Written exercise:
Repeat each line of the material below exactly as it appears, minus any pictures.

Data entries:
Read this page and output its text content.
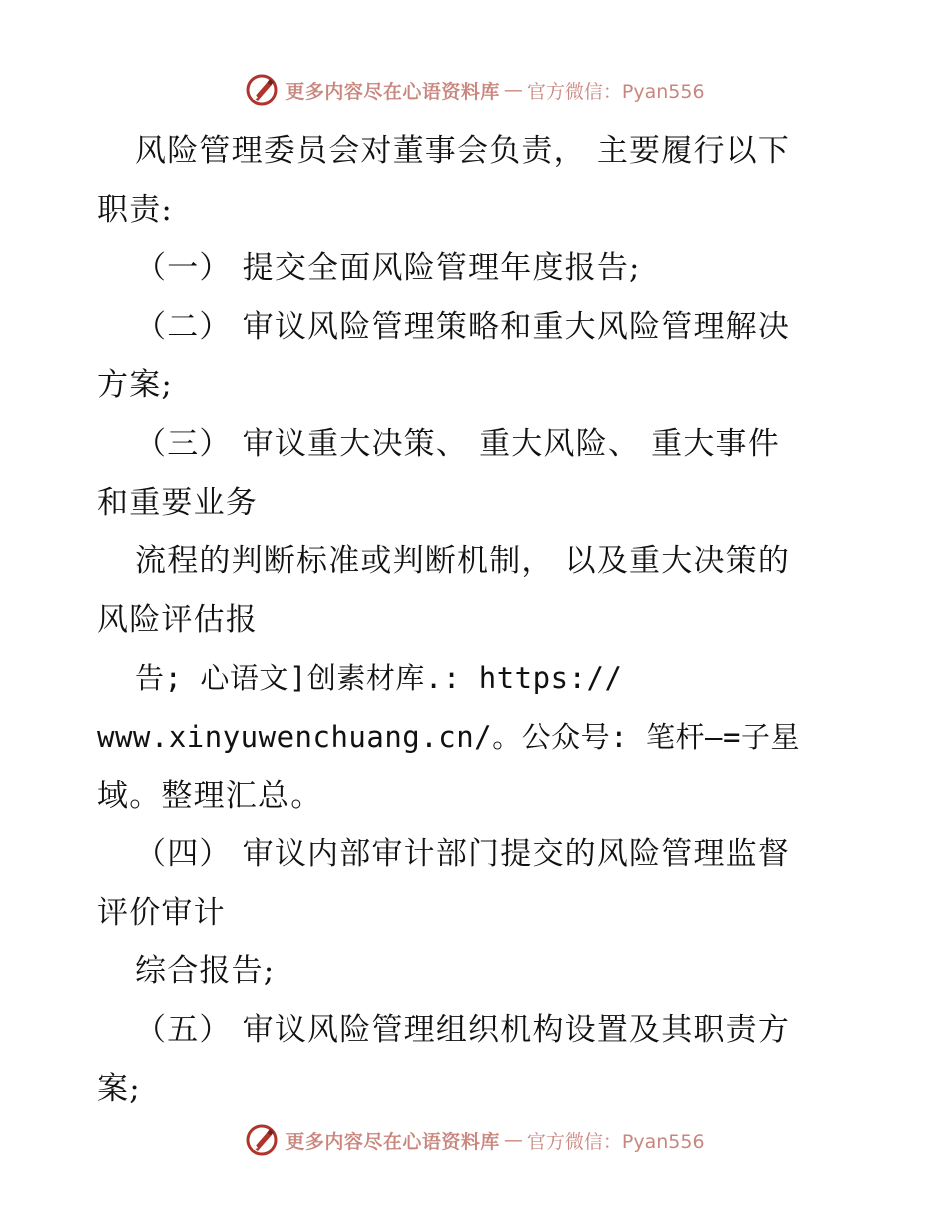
更多内容尽在心语资料库 — 官方微信：Pyan556
风险管理委员会对董事会负责， 主要履行以下
职责:
（一） 提交全面风险管理年度报告;
（二） 审议风险管理策略和重大风险管理解决
方案;
（三） 审议重大决策、 重大风险、 重大事件
和重要业务
流程的判断标准或判断机制， 以及重大决策的
风险评估报
告; 心语文]创素材库.: https://
www.xinyuwenchuang.cn/。公众号: 笔杆—=子星
域。整理汇总。
（四） 审议内部审计部门提交的风险管理监督
评价审计
综合报告;
（五） 审议风险管理组织机构设置及其职责方
案;
更多内容尽在心语资料库 — 官方微信：Pyan556
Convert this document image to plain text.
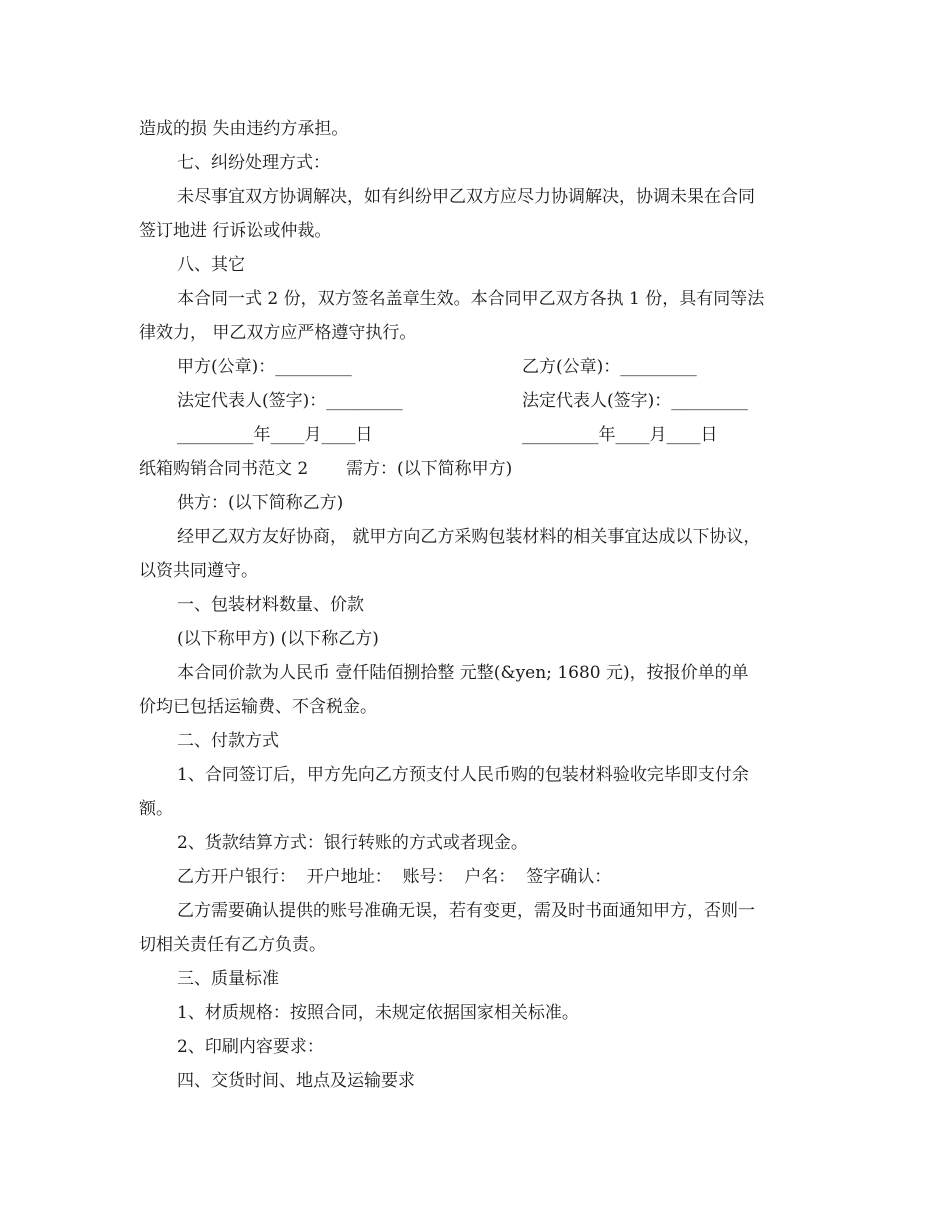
造成的损 失由违约方承担。
七、纠纷处理方式：
未尽事宜双方协调解决，如有纠纷甲乙双方应尽力协调解决，协调未果在合同
签订地进 行诉讼或仲裁。
八、其它
本合同一式 2 份，双方签名盖章生效。本合同甲乙双方各执 1 份，具有同等法
律效力， 甲乙双方应严格遵守执行。
甲方(公章)：_________	乙方(公章)：_________
法定代表人(签字)：_________	法定代表人(签字)：_________
_________年____月____日	_________年____月____日
纸箱购销合同书范文 2       需方：(以下简称甲方)
供方：(以下简称乙方)
经甲乙双方友好协商， 就甲方向乙方采购包装材料的相关事宜达成以下协议，
以资共同遵守。
一、包装材料数量、价款
(以下称甲方) (以下称乙方)
本合同价款为人民币 壹仟陆佰捌拾整 元整(&yen; 1680 元)，按报价单的单
价均已包括运输费、不含税金。
二、付款方式
1、合同签订后，甲方先向乙方预支付人民币购的包装材料验收完毕即支付余
额。
2、货款结算方式：银行转账的方式或者现金。
乙方开户银行：  开户地址：  账号：  户名：  签字确认：
乙方需要确认提供的账号准确无误，若有变更，需及时书面通知甲方，否则一
切相关责任有乙方负责。
三、质量标准
1、材质规格：按照合同，未规定依据国家相关标准。
2、印刷内容要求：
四、交货时间、地点及运输要求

Result of the exercise:
Read this page and output its text content.
更多内容尽在心语资料库 — 官方微信：Pyan556
风险管理委员会对董事会负责， 主要履行以下
职责:
（一） 提交全面风险管理年度报告;
（二） 审议风险管理策略和重大风险管理解决
方案;
（三） 审议重大决策、 重大风险、 重大事件
和重要业务
流程的判断标准或判断机制， 以及重大决策的
风险评估报
告; 心语文]创素材库.: https://
www.xinyuwenchuang.cn/。公众号: 笔杆—=子星
域。整理汇总。
（四） 审议内部审计部门提交的风险管理监督
评价审计
综合报告;
（五） 审议风险管理组织机构设置及其职责方
案;
更多内容尽在心语资料库 — 官方微信：Pyan556
Convert this document image to plain text.
造成的损 失由违约方承担。
七、纠纷处理方式：
未尽事宜双方协调解决，如有纠纷甲乙双方应尽力协调解决，协调未果在合同
签订地进 行诉讼或仲裁。
八、其它
本合同一式 2 份，双方签名盖章生效。本合同甲乙双方各执 1 份，具有同等法
律效力， 甲乙双方应严格遵守执行。
甲方(公章)：_________	乙方(公章)：_________
法定代表人(签字)：_________	法定代表人(签字)：_________
_________年____月____日	_________年____月____日
纸箱购销合同书范文 2       需方：(以下简称甲方)
供方：(以下简称乙方)
经甲乙双方友好协商， 就甲方向乙方采购包装材料的相关事宜达成以下协议，
以资共同遵守。
一、包装材料数量、价款
(以下称甲方) (以下称乙方)
本合同价款为人民币 壹仟陆佰捌拾整 元整(&yen; 1680 元)，按报价单的单
价均已包括运输费、不含税金。
二、付款方式
1、合同签订后，甲方先向乙方预支付人民币购的包装材料验收完毕即支付余
额。
2、货款结算方式：银行转账的方式或者现金。
乙方开户银行：  开户地址：  账号：  户名：  签字确认：
乙方需要确认提供的账号准确无误，若有变更，需及时书面通知甲方，否则一
切相关责任有乙方负责。
三、质量标准
1、材质规格：按照合同，未规定依据国家相关标准。
2、印刷内容要求：
四、交货时间、地点及运输要求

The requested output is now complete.